| Instructions to follow |
Reproduce the listing that follows so that each line matches the original exactly.

| Input data |
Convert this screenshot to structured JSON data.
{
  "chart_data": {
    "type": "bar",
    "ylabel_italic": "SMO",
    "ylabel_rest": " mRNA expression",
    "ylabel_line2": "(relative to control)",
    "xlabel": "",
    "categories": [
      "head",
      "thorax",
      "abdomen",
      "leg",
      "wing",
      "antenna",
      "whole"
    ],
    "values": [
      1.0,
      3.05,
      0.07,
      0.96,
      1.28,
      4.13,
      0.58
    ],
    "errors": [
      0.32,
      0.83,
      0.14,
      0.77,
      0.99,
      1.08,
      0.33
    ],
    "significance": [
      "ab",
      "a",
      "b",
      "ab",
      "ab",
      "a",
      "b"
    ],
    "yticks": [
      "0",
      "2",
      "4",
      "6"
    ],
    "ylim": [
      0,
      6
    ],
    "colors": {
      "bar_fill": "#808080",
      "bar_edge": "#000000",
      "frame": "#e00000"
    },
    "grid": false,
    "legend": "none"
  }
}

| Task result |
Convert this screenshot to structured JSON data.
{
  "chart_data": {
    "type": "bar",
    "ylabel_italic": "SMO",
    "ylabel_rest": " mRNA expression",
    "ylabel_line2": "(relative to control)",
    "xlabel": "",
    "categories": [
      "head",
      "thorax",
      "abdomen",
      "leg",
      "wing",
      "antenna",
      "whole"
    ],
    "values": [
      1.0,
      3.05,
      0.07,
      0.96,
      1.28,
      4.13,
      0.58
    ],
    "errors": [
      0.32,
      0.83,
      0.14,
      0.77,
      0.99,
      1.08,
      0.33
    ],
    "significance": [
      "ab",
      "a",
      "b",
      "ab",
      "ab",
      "a",
      "b"
    ],
    "yticks": [
      "0",
      "2",
      "4",
      "6"
    ],
    "ylim": [
      0,
      6
    ],
    "colors": {
      "bar_fill": "#808080",
      "bar_edge": "#000000",
      "frame": "#e00000"
    },
    "grid": false,
    "legend": "none"
  }
}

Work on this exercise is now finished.